[Collected data]
──────
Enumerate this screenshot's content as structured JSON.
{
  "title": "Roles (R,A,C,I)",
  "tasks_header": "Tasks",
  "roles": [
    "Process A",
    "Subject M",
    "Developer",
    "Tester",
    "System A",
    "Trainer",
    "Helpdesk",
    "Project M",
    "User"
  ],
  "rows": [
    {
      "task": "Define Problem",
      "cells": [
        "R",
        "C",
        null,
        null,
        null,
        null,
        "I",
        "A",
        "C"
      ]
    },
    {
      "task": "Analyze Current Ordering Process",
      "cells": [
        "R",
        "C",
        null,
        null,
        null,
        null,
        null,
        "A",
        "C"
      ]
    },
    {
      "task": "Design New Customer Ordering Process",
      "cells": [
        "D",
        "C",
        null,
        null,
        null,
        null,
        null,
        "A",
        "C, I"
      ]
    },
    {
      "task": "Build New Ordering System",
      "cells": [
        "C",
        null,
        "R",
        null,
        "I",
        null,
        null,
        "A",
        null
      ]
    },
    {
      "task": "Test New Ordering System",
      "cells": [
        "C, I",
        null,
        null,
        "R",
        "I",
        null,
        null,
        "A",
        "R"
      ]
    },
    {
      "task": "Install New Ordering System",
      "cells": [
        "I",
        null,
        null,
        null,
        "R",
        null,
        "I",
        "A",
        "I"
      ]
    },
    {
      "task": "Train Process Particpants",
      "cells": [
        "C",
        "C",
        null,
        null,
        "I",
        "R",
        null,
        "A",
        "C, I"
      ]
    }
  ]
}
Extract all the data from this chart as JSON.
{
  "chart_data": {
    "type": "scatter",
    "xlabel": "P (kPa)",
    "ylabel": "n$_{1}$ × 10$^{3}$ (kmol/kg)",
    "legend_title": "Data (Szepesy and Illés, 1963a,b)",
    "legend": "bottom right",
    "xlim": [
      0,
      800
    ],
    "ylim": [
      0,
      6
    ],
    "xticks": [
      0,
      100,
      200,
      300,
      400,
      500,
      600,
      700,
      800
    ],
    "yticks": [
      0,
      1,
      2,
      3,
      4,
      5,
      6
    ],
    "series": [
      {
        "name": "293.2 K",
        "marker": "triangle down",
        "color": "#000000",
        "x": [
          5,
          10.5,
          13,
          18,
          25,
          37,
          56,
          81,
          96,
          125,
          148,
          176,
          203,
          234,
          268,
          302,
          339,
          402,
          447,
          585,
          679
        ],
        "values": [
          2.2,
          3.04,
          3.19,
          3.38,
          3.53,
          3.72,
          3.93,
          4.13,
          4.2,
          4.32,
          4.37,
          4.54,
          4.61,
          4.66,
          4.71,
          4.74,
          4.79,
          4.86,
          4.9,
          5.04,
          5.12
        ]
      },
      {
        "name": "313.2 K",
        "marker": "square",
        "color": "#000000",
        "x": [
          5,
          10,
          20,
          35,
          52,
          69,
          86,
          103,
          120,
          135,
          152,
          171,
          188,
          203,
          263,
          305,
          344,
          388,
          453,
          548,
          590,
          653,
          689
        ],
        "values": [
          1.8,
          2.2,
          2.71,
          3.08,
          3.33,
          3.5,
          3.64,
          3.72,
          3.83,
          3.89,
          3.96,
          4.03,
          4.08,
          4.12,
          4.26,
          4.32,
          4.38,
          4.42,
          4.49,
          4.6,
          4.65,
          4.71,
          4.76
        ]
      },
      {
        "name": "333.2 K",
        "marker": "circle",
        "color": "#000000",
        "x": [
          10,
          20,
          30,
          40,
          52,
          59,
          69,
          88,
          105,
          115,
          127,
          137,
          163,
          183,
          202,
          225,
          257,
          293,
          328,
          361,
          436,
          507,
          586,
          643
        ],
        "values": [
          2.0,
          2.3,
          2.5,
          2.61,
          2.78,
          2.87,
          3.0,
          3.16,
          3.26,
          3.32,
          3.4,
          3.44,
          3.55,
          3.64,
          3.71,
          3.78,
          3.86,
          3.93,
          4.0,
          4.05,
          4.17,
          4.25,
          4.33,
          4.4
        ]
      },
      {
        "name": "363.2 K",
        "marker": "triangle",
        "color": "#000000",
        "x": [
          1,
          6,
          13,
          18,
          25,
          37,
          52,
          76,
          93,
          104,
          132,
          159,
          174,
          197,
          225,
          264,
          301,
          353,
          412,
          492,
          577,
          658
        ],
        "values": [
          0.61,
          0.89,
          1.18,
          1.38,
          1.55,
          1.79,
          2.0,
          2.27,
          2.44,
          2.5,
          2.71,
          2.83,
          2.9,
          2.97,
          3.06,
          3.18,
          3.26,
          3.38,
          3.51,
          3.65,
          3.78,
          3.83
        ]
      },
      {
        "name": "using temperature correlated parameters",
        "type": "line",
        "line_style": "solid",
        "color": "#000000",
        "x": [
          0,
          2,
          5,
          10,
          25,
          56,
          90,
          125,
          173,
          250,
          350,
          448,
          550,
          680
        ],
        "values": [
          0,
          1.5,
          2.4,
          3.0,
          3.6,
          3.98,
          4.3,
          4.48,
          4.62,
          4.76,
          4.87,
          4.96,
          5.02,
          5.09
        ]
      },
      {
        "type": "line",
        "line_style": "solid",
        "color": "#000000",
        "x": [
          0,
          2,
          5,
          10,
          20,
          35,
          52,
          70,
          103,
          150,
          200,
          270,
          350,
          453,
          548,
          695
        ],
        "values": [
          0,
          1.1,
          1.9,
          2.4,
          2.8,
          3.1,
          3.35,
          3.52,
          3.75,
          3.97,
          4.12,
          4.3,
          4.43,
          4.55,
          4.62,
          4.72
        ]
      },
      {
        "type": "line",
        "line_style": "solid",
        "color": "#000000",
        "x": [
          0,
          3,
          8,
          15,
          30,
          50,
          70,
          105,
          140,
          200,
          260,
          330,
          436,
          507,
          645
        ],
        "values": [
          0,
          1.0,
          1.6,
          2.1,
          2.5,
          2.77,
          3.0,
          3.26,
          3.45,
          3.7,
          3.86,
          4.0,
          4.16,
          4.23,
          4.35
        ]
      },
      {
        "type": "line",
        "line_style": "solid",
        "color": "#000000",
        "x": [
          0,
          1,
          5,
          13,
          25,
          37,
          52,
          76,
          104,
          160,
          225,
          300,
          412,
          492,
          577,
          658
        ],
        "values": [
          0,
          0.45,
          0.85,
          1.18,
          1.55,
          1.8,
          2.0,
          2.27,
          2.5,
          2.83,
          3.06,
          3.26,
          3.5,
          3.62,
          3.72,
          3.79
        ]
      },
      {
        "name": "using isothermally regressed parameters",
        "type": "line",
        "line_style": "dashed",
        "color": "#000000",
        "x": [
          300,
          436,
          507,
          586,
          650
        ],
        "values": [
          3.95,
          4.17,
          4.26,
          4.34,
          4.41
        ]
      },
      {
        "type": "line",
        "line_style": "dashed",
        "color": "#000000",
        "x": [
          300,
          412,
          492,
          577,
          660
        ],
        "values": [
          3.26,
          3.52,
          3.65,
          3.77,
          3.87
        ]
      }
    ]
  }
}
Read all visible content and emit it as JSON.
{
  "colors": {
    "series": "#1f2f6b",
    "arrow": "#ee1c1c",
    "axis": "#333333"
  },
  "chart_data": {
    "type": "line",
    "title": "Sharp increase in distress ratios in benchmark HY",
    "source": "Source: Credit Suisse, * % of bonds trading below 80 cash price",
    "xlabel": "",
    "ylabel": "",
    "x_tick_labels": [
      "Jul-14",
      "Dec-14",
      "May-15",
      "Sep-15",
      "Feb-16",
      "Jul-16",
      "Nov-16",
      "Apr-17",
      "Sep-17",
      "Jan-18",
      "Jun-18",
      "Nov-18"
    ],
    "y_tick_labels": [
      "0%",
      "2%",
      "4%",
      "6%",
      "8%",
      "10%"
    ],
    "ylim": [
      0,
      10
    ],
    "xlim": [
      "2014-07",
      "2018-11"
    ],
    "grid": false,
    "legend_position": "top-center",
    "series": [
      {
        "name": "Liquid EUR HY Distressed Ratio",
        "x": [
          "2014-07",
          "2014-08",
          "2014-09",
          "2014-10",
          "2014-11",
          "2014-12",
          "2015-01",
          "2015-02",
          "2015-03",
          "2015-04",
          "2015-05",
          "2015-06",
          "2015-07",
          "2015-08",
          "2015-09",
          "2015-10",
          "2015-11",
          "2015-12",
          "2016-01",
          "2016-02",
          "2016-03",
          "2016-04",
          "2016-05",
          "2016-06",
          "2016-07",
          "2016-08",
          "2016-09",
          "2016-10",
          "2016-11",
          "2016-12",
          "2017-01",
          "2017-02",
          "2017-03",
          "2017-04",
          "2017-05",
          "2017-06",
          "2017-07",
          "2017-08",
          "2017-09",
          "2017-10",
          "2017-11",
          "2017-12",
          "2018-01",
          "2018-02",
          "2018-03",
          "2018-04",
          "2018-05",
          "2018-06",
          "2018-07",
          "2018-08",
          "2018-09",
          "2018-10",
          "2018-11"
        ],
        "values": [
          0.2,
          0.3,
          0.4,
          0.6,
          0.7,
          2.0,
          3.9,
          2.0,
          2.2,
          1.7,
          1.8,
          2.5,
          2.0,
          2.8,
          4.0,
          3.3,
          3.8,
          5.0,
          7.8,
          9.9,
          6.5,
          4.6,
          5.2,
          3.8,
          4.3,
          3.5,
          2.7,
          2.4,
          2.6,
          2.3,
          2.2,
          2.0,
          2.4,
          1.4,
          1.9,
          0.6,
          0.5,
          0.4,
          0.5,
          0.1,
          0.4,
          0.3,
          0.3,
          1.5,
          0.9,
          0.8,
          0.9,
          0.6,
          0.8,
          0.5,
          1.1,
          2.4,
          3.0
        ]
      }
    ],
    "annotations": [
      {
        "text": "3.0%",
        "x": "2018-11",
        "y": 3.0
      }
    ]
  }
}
──────
▶ [WHAT THE TASK ASKS]: Read through the entries and copy every line that includes "this".

▶ [FULL OUTPUT]:
Enumerate this screenshot's content as structured JSON.
Extract all the data from this chart as JSON.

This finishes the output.